The request.
Collect every line below that contains the word "indices".

Data extract.
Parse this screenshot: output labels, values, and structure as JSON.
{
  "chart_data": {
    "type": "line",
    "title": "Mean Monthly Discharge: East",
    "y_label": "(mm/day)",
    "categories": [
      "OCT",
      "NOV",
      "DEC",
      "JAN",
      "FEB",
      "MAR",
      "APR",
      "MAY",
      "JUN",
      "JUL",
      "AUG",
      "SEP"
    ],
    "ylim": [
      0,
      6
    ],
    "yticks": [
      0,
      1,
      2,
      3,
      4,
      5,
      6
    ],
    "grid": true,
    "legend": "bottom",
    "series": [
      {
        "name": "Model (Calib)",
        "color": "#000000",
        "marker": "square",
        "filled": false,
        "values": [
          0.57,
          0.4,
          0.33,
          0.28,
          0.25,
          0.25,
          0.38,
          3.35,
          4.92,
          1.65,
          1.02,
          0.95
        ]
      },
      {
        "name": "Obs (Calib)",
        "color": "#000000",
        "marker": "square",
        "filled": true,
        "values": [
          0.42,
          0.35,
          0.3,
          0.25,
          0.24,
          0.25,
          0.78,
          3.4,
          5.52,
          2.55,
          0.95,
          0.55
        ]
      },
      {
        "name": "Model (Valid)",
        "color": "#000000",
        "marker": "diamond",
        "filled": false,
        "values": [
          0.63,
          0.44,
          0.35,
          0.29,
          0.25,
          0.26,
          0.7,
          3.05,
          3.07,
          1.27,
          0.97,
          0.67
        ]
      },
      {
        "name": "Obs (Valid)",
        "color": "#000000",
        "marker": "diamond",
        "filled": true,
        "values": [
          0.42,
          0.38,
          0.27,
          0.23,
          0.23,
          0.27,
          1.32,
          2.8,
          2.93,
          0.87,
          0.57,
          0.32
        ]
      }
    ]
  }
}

==

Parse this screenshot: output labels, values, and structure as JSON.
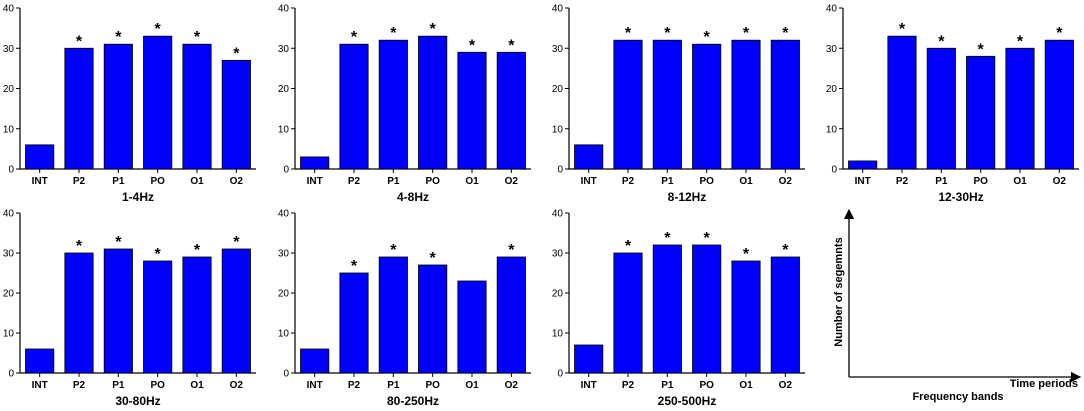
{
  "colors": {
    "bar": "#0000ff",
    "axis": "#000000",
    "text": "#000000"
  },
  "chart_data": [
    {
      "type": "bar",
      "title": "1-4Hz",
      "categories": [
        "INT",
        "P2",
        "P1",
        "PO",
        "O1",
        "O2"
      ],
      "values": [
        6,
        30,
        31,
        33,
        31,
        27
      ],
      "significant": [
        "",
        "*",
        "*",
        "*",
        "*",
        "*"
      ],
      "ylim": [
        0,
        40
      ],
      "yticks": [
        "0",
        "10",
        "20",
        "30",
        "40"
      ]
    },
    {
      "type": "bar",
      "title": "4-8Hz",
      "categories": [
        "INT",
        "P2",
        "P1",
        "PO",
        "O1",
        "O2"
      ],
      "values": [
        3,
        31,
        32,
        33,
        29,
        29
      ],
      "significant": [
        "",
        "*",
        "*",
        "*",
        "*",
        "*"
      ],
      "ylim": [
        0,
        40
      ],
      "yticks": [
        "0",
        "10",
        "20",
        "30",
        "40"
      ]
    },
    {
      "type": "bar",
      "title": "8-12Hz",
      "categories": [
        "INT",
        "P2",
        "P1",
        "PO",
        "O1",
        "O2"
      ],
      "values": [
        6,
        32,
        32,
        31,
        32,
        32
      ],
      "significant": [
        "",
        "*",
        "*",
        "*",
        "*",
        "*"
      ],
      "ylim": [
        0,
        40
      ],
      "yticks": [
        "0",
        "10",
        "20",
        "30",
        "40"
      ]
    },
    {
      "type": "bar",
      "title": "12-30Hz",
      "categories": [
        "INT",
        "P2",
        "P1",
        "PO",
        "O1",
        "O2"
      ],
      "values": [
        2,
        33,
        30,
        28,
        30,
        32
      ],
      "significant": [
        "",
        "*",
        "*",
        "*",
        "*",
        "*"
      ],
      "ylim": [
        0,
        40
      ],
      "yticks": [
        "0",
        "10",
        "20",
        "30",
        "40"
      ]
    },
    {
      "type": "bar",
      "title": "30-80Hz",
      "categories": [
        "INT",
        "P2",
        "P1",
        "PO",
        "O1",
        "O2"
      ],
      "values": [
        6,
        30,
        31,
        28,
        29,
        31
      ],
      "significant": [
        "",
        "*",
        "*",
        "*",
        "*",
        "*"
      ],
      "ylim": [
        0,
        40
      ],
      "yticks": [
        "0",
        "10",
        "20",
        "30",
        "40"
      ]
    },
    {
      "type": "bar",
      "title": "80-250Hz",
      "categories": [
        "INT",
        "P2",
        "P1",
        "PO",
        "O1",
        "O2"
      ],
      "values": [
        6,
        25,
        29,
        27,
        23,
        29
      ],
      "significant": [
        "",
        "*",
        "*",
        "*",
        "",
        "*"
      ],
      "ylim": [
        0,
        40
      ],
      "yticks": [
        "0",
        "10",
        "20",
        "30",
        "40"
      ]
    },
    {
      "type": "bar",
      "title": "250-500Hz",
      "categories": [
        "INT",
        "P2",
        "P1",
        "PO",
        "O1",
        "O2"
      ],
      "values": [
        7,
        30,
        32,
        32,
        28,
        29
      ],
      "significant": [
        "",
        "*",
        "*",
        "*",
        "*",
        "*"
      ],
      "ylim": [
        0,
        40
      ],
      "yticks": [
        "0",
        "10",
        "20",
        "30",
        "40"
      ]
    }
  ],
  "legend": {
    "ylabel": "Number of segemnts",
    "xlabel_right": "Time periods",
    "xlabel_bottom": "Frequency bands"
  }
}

...

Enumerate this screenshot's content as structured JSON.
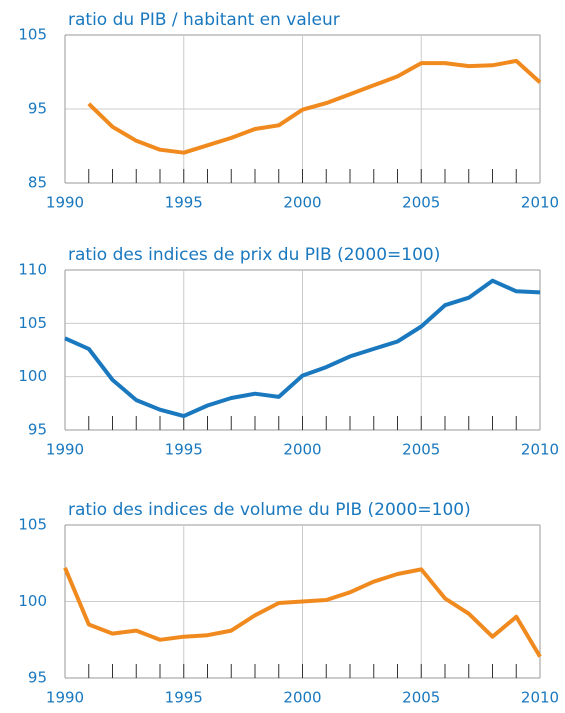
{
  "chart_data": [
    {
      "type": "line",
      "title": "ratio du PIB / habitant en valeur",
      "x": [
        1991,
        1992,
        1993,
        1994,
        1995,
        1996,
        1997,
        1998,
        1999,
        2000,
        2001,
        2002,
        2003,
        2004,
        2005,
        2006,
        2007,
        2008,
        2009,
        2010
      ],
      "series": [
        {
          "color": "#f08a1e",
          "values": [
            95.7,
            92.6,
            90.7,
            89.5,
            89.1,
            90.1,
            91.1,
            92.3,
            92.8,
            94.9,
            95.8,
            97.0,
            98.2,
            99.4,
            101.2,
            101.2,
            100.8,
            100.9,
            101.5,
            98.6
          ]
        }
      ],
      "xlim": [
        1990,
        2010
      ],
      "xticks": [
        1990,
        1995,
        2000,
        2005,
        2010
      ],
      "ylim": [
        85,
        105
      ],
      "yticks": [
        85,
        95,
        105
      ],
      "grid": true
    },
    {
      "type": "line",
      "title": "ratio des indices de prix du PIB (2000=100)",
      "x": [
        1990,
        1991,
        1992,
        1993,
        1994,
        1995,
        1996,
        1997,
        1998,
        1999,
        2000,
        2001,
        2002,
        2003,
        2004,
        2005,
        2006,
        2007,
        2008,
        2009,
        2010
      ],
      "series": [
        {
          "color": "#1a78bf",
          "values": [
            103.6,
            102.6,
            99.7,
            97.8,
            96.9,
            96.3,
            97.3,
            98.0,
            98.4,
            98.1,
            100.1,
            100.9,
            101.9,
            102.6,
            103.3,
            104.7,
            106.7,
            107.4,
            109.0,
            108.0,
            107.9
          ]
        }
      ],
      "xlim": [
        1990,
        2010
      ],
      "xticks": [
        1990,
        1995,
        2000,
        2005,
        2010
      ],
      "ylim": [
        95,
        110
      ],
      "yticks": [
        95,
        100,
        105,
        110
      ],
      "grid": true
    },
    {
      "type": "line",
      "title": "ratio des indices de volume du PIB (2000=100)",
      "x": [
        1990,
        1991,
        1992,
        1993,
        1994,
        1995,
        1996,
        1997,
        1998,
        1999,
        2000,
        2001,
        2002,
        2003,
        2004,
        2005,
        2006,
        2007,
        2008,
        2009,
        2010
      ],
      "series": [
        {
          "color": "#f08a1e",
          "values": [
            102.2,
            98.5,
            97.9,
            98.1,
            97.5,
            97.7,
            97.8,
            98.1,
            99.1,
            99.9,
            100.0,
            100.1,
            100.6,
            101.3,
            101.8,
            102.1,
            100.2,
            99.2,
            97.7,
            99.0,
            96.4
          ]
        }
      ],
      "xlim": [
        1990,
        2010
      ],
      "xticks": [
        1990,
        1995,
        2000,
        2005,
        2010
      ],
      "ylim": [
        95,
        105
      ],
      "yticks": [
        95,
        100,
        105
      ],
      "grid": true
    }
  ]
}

Task result.
      "title": "ratio des indices de prix du PIB (2000=100)",
      "title": "ratio des indices de volume du PIB (2000=100)",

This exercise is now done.